> **Stated task**:
Give the entries back exactly, dropping each image.

> **Given records**:
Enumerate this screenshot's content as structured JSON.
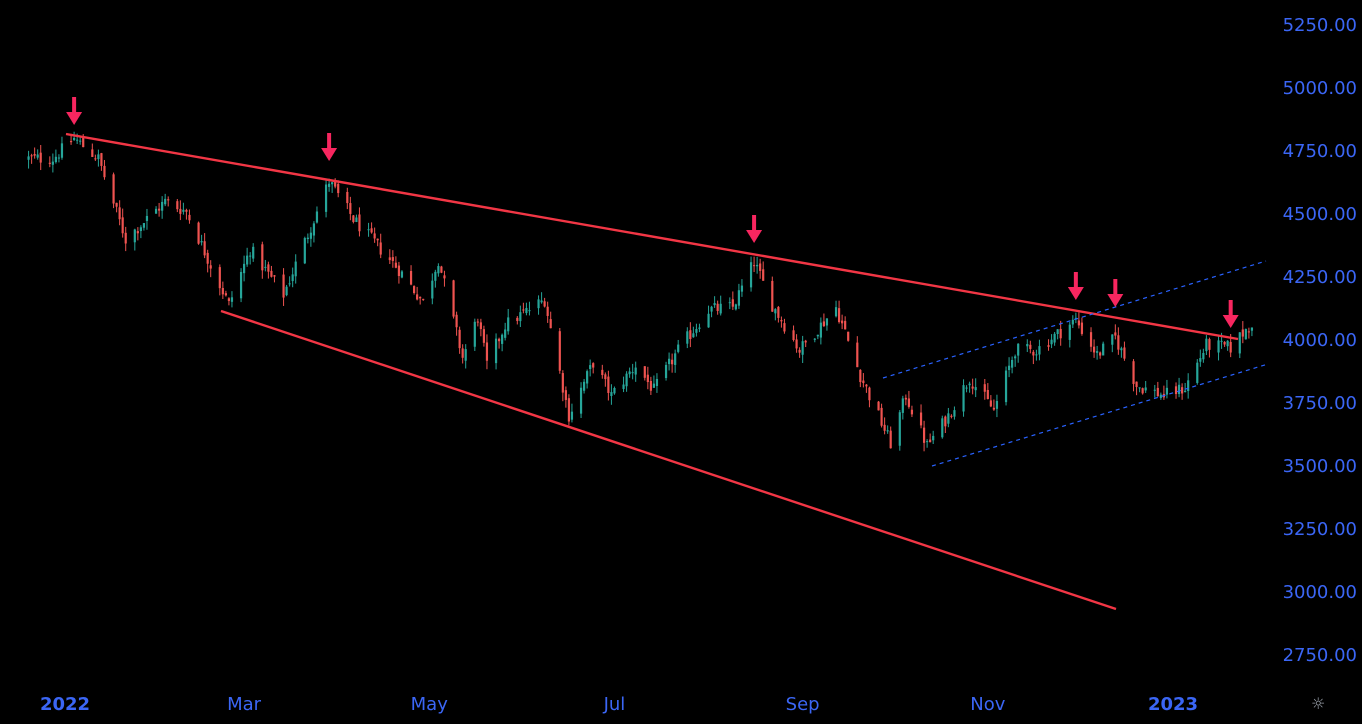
{
  "chart_data": {
    "type": "candlestick",
    "y_axis": {
      "ticks": [
        "5250.00",
        "5000.00",
        "4750.00",
        "4500.00",
        "4250.00",
        "4000.00",
        "3750.00",
        "3500.00",
        "3250.00",
        "3000.00",
        "2750.00"
      ],
      "range": [
        2750,
        5250
      ]
    },
    "x_axis": {
      "ticks": [
        "2022",
        "Mar",
        "May",
        "Jul",
        "Sep",
        "Nov",
        "2023"
      ],
      "bold": [
        true,
        false,
        false,
        false,
        false,
        false,
        true
      ]
    },
    "colors": {
      "background": "#000000",
      "axis_text": "#3b66f5",
      "trendline": "#f23645",
      "channel": "#2962ff",
      "arrow": "#f7265f",
      "up": "#26a69a",
      "down": "#ef5350"
    },
    "close_series": {
      "dates": [
        "2021-12-28",
        "2022-01-04",
        "2022-01-12",
        "2022-01-21",
        "2022-02-03",
        "2022-02-10",
        "2022-02-24",
        "2022-03-03",
        "2022-03-14",
        "2022-03-29",
        "2022-04-06",
        "2022-04-12",
        "2022-04-21",
        "2022-04-29",
        "2022-05-04",
        "2022-05-12",
        "2022-05-17",
        "2022-05-20",
        "2022-05-26",
        "2022-06-08",
        "2022-06-16",
        "2022-06-24",
        "2022-06-30",
        "2022-07-08",
        "2022-07-14",
        "2022-07-22",
        "2022-08-01",
        "2022-08-09",
        "2022-08-16",
        "2022-08-22",
        "2022-08-31",
        "2022-09-12",
        "2022-09-20",
        "2022-09-30",
        "2022-10-05",
        "2022-10-12",
        "2022-10-19",
        "2022-10-26",
        "2022-11-03",
        "2022-11-10",
        "2022-11-17",
        "2022-11-30",
        "2022-12-07",
        "2022-12-13",
        "2022-12-20",
        "2022-12-29",
        "2023-01-05",
        "2023-01-12",
        "2023-01-20",
        "2023-01-27"
      ],
      "values": [
        4720,
        4800,
        4720,
        4400,
        4550,
        4510,
        4140,
        4360,
        4180,
        4630,
        4480,
        4400,
        4280,
        4150,
        4320,
        3930,
        4090,
        3900,
        4060,
        4160,
        3700,
        3910,
        3780,
        3900,
        3800,
        3960,
        4120,
        4130,
        4310,
        4140,
        3960,
        4130,
        3860,
        3590,
        3780,
        3580,
        3700,
        3850,
        3720,
        3960,
        3960,
        4080,
        3940,
        4010,
        3820,
        3780,
        3810,
        3980,
        3970,
        4070
      ]
    },
    "markers": {
      "dates": [
        "2022-01-04",
        "2022-03-29",
        "2022-08-16",
        "2022-11-30",
        "2022-12-13",
        "2023-01-20"
      ]
    }
  }
}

> **Solved problem**:
Enumerate this screenshot's content as structured JSON.
{
  "chart_data": {
    "type": "candlestick",
    "y_axis": {
      "ticks": [
        "5250.00",
        "5000.00",
        "4750.00",
        "4500.00",
        "4250.00",
        "4000.00",
        "3750.00",
        "3500.00",
        "3250.00",
        "3000.00",
        "2750.00"
      ],
      "range": [
        2750,
        5250
      ]
    },
    "x_axis": {
      "ticks": [
        "2022",
        "Mar",
        "May",
        "Jul",
        "Sep",
        "Nov",
        "2023"
      ],
      "bold": [
        true,
        false,
        false,
        false,
        false,
        false,
        true
      ]
    },
    "colors": {
      "background": "#000000",
      "axis_text": "#3b66f5",
      "trendline": "#f23645",
      "channel": "#2962ff",
      "arrow": "#f7265f",
      "up": "#26a69a",
      "down": "#ef5350"
    },
    "close_series": {
      "dates": [
        "2021-12-28",
        "2022-01-04",
        "2022-01-12",
        "2022-01-21",
        "2022-02-03",
        "2022-02-10",
        "2022-02-24",
        "2022-03-03",
        "2022-03-14",
        "2022-03-29",
        "2022-04-06",
        "2022-04-12",
        "2022-04-21",
        "2022-04-29",
        "2022-05-04",
        "2022-05-12",
        "2022-05-17",
        "2022-05-20",
        "2022-05-26",
        "2022-06-08",
        "2022-06-16",
        "2022-06-24",
        "2022-06-30",
        "2022-07-08",
        "2022-07-14",
        "2022-07-22",
        "2022-08-01",
        "2022-08-09",
        "2022-08-16",
        "2022-08-22",
        "2022-08-31",
        "2022-09-12",
        "2022-09-20",
        "2022-09-30",
        "2022-10-05",
        "2022-10-12",
        "2022-10-19",
        "2022-10-26",
        "2022-11-03",
        "2022-11-10",
        "2022-11-17",
        "2022-11-30",
        "2022-12-07",
        "2022-12-13",
        "2022-12-20",
        "2022-12-29",
        "2023-01-05",
        "2023-01-12",
        "2023-01-20",
        "2023-01-27"
      ],
      "values": [
        4720,
        4800,
        4720,
        4400,
        4550,
        4510,
        4140,
        4360,
        4180,
        4630,
        4480,
        4400,
        4280,
        4150,
        4320,
        3930,
        4090,
        3900,
        4060,
        4160,
        3700,
        3910,
        3780,
        3900,
        3800,
        3960,
        4120,
        4130,
        4310,
        4140,
        3960,
        4130,
        3860,
        3590,
        3780,
        3580,
        3700,
        3850,
        3720,
        3960,
        3960,
        4080,
        3940,
        4010,
        3820,
        3780,
        3810,
        3980,
        3970,
        4070
      ]
    },
    "markers": {
      "dates": [
        "2022-01-04",
        "2022-03-29",
        "2022-08-16",
        "2022-11-30",
        "2022-12-13",
        "2023-01-20"
      ]
    }
  }
}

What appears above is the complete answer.